What the task requires » Count the lines containing "color". Give the number alone.

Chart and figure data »
::::

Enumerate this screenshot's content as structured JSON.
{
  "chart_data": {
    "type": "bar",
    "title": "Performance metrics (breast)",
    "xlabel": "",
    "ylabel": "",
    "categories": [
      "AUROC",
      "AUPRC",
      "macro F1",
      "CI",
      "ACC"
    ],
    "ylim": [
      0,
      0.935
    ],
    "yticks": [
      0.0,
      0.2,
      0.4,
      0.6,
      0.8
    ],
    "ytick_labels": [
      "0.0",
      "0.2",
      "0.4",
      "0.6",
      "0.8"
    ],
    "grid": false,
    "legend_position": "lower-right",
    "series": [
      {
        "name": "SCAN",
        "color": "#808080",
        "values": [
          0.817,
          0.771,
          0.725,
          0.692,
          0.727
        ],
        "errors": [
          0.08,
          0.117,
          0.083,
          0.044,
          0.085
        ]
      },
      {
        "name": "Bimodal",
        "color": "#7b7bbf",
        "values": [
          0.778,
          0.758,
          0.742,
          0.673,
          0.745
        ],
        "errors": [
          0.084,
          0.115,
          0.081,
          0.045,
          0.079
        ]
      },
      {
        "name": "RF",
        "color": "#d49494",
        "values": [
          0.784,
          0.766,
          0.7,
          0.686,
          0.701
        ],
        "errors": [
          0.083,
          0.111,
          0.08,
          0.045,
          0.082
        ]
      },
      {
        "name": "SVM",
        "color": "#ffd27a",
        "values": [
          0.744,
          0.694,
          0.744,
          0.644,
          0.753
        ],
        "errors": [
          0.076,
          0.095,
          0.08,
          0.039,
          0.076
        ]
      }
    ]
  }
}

::::

Reply » 4